● **EXERCISE DESCRIPTION**
Rewrite the lines below, putting "marker" in place of every "data-point" and leaving everything else unchanged.

****

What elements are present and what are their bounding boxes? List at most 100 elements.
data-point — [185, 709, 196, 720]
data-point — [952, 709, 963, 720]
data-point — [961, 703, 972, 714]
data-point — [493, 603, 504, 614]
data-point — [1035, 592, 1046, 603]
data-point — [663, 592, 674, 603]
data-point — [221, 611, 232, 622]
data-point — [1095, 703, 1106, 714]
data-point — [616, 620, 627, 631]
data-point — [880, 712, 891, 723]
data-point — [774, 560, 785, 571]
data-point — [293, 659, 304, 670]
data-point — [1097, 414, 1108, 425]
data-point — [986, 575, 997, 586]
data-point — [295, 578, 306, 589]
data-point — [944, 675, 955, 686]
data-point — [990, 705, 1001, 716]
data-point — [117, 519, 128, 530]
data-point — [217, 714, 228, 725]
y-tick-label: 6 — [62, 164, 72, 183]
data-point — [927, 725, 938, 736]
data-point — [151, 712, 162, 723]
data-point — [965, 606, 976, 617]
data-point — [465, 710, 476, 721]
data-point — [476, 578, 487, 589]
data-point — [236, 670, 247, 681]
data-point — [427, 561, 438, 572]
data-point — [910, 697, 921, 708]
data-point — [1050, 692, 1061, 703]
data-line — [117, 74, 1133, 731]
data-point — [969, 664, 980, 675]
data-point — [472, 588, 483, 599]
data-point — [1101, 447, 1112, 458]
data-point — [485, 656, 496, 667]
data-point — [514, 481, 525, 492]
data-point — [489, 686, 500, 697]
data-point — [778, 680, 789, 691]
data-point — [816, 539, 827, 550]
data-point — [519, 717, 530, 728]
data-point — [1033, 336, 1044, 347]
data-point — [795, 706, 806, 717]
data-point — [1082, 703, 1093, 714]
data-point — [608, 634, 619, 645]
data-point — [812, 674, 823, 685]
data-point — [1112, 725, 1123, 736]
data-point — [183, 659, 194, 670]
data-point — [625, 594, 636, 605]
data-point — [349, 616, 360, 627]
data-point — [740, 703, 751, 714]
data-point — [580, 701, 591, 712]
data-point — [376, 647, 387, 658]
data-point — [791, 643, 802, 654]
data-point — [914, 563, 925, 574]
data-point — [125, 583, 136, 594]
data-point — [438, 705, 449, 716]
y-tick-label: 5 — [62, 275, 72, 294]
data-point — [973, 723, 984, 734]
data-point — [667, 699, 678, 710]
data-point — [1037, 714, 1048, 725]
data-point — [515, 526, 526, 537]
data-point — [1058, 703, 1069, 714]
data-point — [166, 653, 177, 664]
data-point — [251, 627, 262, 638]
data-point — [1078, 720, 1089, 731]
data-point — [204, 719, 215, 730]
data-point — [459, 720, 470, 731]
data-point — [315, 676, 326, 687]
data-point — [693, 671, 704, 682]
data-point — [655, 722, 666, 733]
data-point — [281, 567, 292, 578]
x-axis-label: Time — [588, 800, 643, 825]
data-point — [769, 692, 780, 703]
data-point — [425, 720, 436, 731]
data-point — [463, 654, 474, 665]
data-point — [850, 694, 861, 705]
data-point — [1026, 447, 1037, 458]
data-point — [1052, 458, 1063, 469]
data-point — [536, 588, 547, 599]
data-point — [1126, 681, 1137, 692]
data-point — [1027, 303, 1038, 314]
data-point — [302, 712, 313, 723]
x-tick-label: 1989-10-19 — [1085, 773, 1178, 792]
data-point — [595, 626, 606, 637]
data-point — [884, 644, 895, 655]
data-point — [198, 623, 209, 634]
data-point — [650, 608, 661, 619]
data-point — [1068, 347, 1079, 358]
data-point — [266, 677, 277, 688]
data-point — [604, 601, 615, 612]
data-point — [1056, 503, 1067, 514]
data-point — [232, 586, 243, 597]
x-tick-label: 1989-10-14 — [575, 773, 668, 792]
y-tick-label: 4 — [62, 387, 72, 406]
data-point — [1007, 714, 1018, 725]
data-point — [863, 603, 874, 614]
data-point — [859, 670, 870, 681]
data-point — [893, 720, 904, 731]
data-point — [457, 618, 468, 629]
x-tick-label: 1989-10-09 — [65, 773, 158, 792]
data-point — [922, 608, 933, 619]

****

● **COMPLETE ANSWER**
What elements are present and what are their bounding boxes? List at most 100 elements.
marker — [185, 709, 196, 720]
marker — [952, 709, 963, 720]
marker — [961, 703, 972, 714]
marker — [493, 603, 504, 614]
marker — [1035, 592, 1046, 603]
marker — [663, 592, 674, 603]
marker — [221, 611, 232, 622]
marker — [1095, 703, 1106, 714]
marker — [616, 620, 627, 631]
marker — [880, 712, 891, 723]
marker — [774, 560, 785, 571]
marker — [293, 659, 304, 670]
marker — [1097, 414, 1108, 425]
marker — [986, 575, 997, 586]
marker — [295, 578, 306, 589]
marker — [944, 675, 955, 686]
marker — [990, 705, 1001, 716]
marker — [117, 519, 128, 530]
marker — [217, 714, 228, 725]
y-tick-label: 6 — [62, 164, 72, 183]
marker — [927, 725, 938, 736]
marker — [151, 712, 162, 723]
marker — [965, 606, 976, 617]
marker — [465, 710, 476, 721]
marker — [476, 578, 487, 589]
marker — [236, 670, 247, 681]
marker — [427, 561, 438, 572]
marker — [910, 697, 921, 708]
marker — [1050, 692, 1061, 703]
data-line — [117, 74, 1133, 731]
marker — [969, 664, 980, 675]
marker — [472, 588, 483, 599]
marker — [1101, 447, 1112, 458]
marker — [485, 656, 496, 667]
marker — [514, 481, 525, 492]
marker — [489, 686, 500, 697]
marker — [778, 680, 789, 691]
marker — [816, 539, 827, 550]
marker — [519, 717, 530, 728]
marker — [1033, 336, 1044, 347]
marker — [795, 706, 806, 717]
marker — [1082, 703, 1093, 714]
marker — [608, 634, 619, 645]
marker — [812, 674, 823, 685]
marker — [1112, 725, 1123, 736]
marker — [183, 659, 194, 670]
marker — [625, 594, 636, 605]
marker — [349, 616, 360, 627]
marker — [740, 703, 751, 714]
marker — [580, 701, 591, 712]
marker — [376, 647, 387, 658]
marker — [791, 643, 802, 654]
marker — [914, 563, 925, 574]
marker — [125, 583, 136, 594]
marker — [438, 705, 449, 716]
y-tick-label: 5 — [62, 275, 72, 294]
marker — [973, 723, 984, 734]
marker — [667, 699, 678, 710]
marker — [1037, 714, 1048, 725]
marker — [515, 526, 526, 537]
marker — [1058, 703, 1069, 714]
marker — [166, 653, 177, 664]
marker — [251, 627, 262, 638]
marker — [1078, 720, 1089, 731]
marker — [204, 719, 215, 730]
marker — [459, 720, 470, 731]
marker — [315, 676, 326, 687]
marker — [693, 671, 704, 682]
marker — [655, 722, 666, 733]
marker — [281, 567, 292, 578]
x-axis-label: Time — [588, 800, 643, 825]
marker — [769, 692, 780, 703]
marker — [425, 720, 436, 731]
marker — [463, 654, 474, 665]
marker — [850, 694, 861, 705]
marker — [1026, 447, 1037, 458]
marker — [1052, 458, 1063, 469]
marker — [536, 588, 547, 599]
marker — [1126, 681, 1137, 692]
marker — [1027, 303, 1038, 314]
marker — [302, 712, 313, 723]
x-tick-label: 1989-10-19 — [1085, 773, 1178, 792]
marker — [595, 626, 606, 637]
marker — [884, 644, 895, 655]
marker — [198, 623, 209, 634]
marker — [650, 608, 661, 619]
marker — [1068, 347, 1079, 358]
marker — [266, 677, 277, 688]
marker — [604, 601, 615, 612]
marker — [1056, 503, 1067, 514]
marker — [232, 586, 243, 597]
x-tick-label: 1989-10-14 — [575, 773, 668, 792]
y-tick-label: 4 — [62, 387, 72, 406]
marker — [1007, 714, 1018, 725]
marker — [863, 603, 874, 614]
marker — [859, 670, 870, 681]
marker — [893, 720, 904, 731]
marker — [457, 618, 468, 629]
x-tick-label: 1989-10-09 — [65, 773, 158, 792]
marker — [922, 608, 933, 619]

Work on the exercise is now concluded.